Output all lines exactly.

### Data for the task:
-- -- --

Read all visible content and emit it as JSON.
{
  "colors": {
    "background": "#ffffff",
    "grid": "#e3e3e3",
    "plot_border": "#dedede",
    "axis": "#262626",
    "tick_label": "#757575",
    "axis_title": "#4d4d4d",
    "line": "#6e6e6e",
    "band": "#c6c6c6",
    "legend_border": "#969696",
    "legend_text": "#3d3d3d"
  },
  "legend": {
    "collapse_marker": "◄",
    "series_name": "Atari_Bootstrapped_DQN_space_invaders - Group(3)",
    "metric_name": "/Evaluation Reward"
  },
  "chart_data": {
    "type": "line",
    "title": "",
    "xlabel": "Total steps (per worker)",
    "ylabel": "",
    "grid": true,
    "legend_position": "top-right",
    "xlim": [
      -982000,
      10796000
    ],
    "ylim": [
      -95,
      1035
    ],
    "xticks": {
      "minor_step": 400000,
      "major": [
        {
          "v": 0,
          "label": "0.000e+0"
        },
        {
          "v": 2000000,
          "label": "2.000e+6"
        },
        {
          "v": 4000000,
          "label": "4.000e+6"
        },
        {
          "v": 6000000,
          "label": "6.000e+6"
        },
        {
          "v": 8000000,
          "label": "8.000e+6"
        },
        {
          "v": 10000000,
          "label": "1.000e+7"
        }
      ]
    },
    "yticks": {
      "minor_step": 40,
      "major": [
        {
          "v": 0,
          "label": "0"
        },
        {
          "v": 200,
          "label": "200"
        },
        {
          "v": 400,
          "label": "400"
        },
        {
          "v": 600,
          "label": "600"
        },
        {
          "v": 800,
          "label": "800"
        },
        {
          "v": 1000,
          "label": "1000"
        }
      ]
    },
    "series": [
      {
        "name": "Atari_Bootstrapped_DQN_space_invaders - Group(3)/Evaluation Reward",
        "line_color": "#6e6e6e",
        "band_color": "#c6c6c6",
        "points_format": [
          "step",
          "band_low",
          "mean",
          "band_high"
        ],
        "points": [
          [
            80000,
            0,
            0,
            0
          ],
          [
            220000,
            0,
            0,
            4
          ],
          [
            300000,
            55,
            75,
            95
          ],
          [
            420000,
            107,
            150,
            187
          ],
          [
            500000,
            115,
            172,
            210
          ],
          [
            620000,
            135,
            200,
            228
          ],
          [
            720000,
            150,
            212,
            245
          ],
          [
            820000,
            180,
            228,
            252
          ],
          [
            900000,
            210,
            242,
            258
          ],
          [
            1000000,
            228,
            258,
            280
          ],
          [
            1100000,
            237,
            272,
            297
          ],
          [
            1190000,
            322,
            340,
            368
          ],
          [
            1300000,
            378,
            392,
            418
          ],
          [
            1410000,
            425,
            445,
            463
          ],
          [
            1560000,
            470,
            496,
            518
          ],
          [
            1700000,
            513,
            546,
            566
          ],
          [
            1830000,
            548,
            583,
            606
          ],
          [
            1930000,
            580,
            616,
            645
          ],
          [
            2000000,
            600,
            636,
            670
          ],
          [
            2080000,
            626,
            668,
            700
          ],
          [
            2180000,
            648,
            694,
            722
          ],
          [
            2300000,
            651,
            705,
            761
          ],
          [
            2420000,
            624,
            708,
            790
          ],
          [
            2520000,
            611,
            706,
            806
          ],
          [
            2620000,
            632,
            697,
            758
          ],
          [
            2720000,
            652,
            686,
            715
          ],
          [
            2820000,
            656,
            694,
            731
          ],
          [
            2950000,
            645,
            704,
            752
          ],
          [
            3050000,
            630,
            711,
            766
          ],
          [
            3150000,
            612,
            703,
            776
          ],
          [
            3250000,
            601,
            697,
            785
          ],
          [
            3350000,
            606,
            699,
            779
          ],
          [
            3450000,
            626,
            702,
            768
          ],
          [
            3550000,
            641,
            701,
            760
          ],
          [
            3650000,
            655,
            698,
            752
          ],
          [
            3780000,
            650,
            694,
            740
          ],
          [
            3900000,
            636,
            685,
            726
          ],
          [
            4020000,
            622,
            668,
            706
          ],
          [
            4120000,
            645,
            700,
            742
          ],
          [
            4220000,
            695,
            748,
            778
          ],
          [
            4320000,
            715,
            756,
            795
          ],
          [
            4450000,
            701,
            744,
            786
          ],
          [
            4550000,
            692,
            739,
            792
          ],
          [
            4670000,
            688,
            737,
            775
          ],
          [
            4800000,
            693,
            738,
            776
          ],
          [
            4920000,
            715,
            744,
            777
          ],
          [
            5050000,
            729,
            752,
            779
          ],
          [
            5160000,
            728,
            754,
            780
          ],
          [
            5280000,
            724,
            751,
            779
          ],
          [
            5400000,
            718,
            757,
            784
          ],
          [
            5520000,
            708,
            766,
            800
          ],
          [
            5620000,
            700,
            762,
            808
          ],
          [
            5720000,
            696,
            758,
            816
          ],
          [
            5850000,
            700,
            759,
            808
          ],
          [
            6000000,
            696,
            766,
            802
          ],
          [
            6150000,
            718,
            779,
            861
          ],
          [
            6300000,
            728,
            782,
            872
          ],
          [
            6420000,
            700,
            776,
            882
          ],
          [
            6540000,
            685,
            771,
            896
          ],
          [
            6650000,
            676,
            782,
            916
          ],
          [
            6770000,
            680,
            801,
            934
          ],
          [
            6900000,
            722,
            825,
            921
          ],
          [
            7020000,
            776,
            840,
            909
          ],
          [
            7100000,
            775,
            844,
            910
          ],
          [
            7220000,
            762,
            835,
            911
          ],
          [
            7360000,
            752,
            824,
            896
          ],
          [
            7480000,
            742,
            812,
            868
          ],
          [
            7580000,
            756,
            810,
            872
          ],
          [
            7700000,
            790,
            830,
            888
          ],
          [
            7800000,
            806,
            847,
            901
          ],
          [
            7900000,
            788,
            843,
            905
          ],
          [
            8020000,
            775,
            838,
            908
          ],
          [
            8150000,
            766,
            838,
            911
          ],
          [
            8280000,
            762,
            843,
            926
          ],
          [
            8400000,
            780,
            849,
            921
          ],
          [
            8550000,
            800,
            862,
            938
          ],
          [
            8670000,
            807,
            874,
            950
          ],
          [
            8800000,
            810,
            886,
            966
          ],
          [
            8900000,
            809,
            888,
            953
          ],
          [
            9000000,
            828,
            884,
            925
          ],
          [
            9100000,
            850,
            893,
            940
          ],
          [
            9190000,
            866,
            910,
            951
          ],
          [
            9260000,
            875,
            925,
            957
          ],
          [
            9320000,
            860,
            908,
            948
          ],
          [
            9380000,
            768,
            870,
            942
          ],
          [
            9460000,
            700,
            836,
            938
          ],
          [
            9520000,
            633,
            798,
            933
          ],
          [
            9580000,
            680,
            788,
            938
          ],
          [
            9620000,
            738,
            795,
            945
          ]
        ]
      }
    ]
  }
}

-- -- --

### Solution to this problem:
Read all visible content and emit it as JSON.
{
  "colors": {
    "background": "#ffffff",
    "grid": "#e3e3e3",
    "plot_border": "#dedede",
    "axis": "#262626",
    "tick_label": "#757575",
    "axis_title": "#4d4d4d",
    "line": "#6e6e6e",
    "band": "#c6c6c6",
    "legend_border": "#969696",
    "legend_text": "#3d3d3d"
  },
  "legend": {
    "collapse_marker": "◄",
    "series_name": "Atari_Bootstrapped_DQN_space_invaders - Group(3)",
    "metric_name": "/Evaluation Reward"
  },
  "chart_data": {
    "type": "line",
    "title": "",
    "xlabel": "Total steps (per worker)",
    "ylabel": "",
    "grid": true,
    "legend_position": "top-right",
    "xlim": [
      -982000,
      10796000
    ],
    "ylim": [
      -95,
      1035
    ],
    "xticks": {
      "minor_step": 400000,
      "major": [
        {
          "v": 0,
          "label": "0.000e+0"
        },
        {
          "v": 2000000,
          "label": "2.000e+6"
        },
        {
          "v": 4000000,
          "label": "4.000e+6"
        },
        {
          "v": 6000000,
          "label": "6.000e+6"
        },
        {
          "v": 8000000,
          "label": "8.000e+6"
        },
        {
          "v": 10000000,
          "label": "1.000e+7"
        }
      ]
    },
    "yticks": {
      "minor_step": 40,
      "major": [
        {
          "v": 0,
          "label": "0"
        },
        {
          "v": 200,
          "label": "200"
        },
        {
          "v": 400,
          "label": "400"
        },
        {
          "v": 600,
          "label": "600"
        },
        {
          "v": 800,
          "label": "800"
        },
        {
          "v": 1000,
          "label": "1000"
        }
      ]
    },
    "series": [
      {
        "name": "Atari_Bootstrapped_DQN_space_invaders - Group(3)/Evaluation Reward",
        "line_color": "#6e6e6e",
        "band_color": "#c6c6c6",
        "points_format": [
          "step",
          "band_low",
          "mean",
          "band_high"
        ],
        "points": [
          [
            80000,
            0,
            0,
            0
          ],
          [
            220000,
            0,
            0,
            4
          ],
          [
            300000,
            55,
            75,
            95
          ],
          [
            420000,
            107,
            150,
            187
          ],
          [
            500000,
            115,
            172,
            210
          ],
          [
            620000,
            135,
            200,
            228
          ],
          [
            720000,
            150,
            212,
            245
          ],
          [
            820000,
            180,
            228,
            252
          ],
          [
            900000,
            210,
            242,
            258
          ],
          [
            1000000,
            228,
            258,
            280
          ],
          [
            1100000,
            237,
            272,
            297
          ],
          [
            1190000,
            322,
            340,
            368
          ],
          [
            1300000,
            378,
            392,
            418
          ],
          [
            1410000,
            425,
            445,
            463
          ],
          [
            1560000,
            470,
            496,
            518
          ],
          [
            1700000,
            513,
            546,
            566
          ],
          [
            1830000,
            548,
            583,
            606
          ],
          [
            1930000,
            580,
            616,
            645
          ],
          [
            2000000,
            600,
            636,
            670
          ],
          [
            2080000,
            626,
            668,
            700
          ],
          [
            2180000,
            648,
            694,
            722
          ],
          [
            2300000,
            651,
            705,
            761
          ],
          [
            2420000,
            624,
            708,
            790
          ],
          [
            2520000,
            611,
            706,
            806
          ],
          [
            2620000,
            632,
            697,
            758
          ],
          [
            2720000,
            652,
            686,
            715
          ],
          [
            2820000,
            656,
            694,
            731
          ],
          [
            2950000,
            645,
            704,
            752
          ],
          [
            3050000,
            630,
            711,
            766
          ],
          [
            3150000,
            612,
            703,
            776
          ],
          [
            3250000,
            601,
            697,
            785
          ],
          [
            3350000,
            606,
            699,
            779
          ],
          [
            3450000,
            626,
            702,
            768
          ],
          [
            3550000,
            641,
            701,
            760
          ],
          [
            3650000,
            655,
            698,
            752
          ],
          [
            3780000,
            650,
            694,
            740
          ],
          [
            3900000,
            636,
            685,
            726
          ],
          [
            4020000,
            622,
            668,
            706
          ],
          [
            4120000,
            645,
            700,
            742
          ],
          [
            4220000,
            695,
            748,
            778
          ],
          [
            4320000,
            715,
            756,
            795
          ],
          [
            4450000,
            701,
            744,
            786
          ],
          [
            4550000,
            692,
            739,
            792
          ],
          [
            4670000,
            688,
            737,
            775
          ],
          [
            4800000,
            693,
            738,
            776
          ],
          [
            4920000,
            715,
            744,
            777
          ],
          [
            5050000,
            729,
            752,
            779
          ],
          [
            5160000,
            728,
            754,
            780
          ],
          [
            5280000,
            724,
            751,
            779
          ],
          [
            5400000,
            718,
            757,
            784
          ],
          [
            5520000,
            708,
            766,
            800
          ],
          [
            5620000,
            700,
            762,
            808
          ],
          [
            5720000,
            696,
            758,
            816
          ],
          [
            5850000,
            700,
            759,
            808
          ],
          [
            6000000,
            696,
            766,
            802
          ],
          [
            6150000,
            718,
            779,
            861
          ],
          [
            6300000,
            728,
            782,
            872
          ],
          [
            6420000,
            700,
            776,
            882
          ],
          [
            6540000,
            685,
            771,
            896
          ],
          [
            6650000,
            676,
            782,
            916
          ],
          [
            6770000,
            680,
            801,
            934
          ],
          [
            6900000,
            722,
            825,
            921
          ],
          [
            7020000,
            776,
            840,
            909
          ],
          [
            7100000,
            775,
            844,
            910
          ],
          [
            7220000,
            762,
            835,
            911
          ],
          [
            7360000,
            752,
            824,
            896
          ],
          [
            7480000,
            742,
            812,
            868
          ],
          [
            7580000,
            756,
            810,
            872
          ],
          [
            7700000,
            790,
            830,
            888
          ],
          [
            7800000,
            806,
            847,
            901
          ],
          [
            7900000,
            788,
            843,
            905
          ],
          [
            8020000,
            775,
            838,
            908
          ],
          [
            8150000,
            766,
            838,
            911
          ],
          [
            8280000,
            762,
            843,
            926
          ],
          [
            8400000,
            780,
            849,
            921
          ],
          [
            8550000,
            800,
            862,
            938
          ],
          [
            8670000,
            807,
            874,
            950
          ],
          [
            8800000,
            810,
            886,
            966
          ],
          [
            8900000,
            809,
            888,
            953
          ],
          [
            9000000,
            828,
            884,
            925
          ],
          [
            9100000,
            850,
            893,
            940
          ],
          [
            9190000,
            866,
            910,
            951
          ],
          [
            9260000,
            875,
            925,
            957
          ],
          [
            9320000,
            860,
            908,
            948
          ],
          [
            9380000,
            768,
            870,
            942
          ],
          [
            9460000,
            700,
            836,
            938
          ],
          [
            9520000,
            633,
            798,
            933
          ],
          [
            9580000,
            680,
            788,
            938
          ],
          [
            9620000,
            738,
            795,
            945
          ]
        ]
      }
    ]
  }
}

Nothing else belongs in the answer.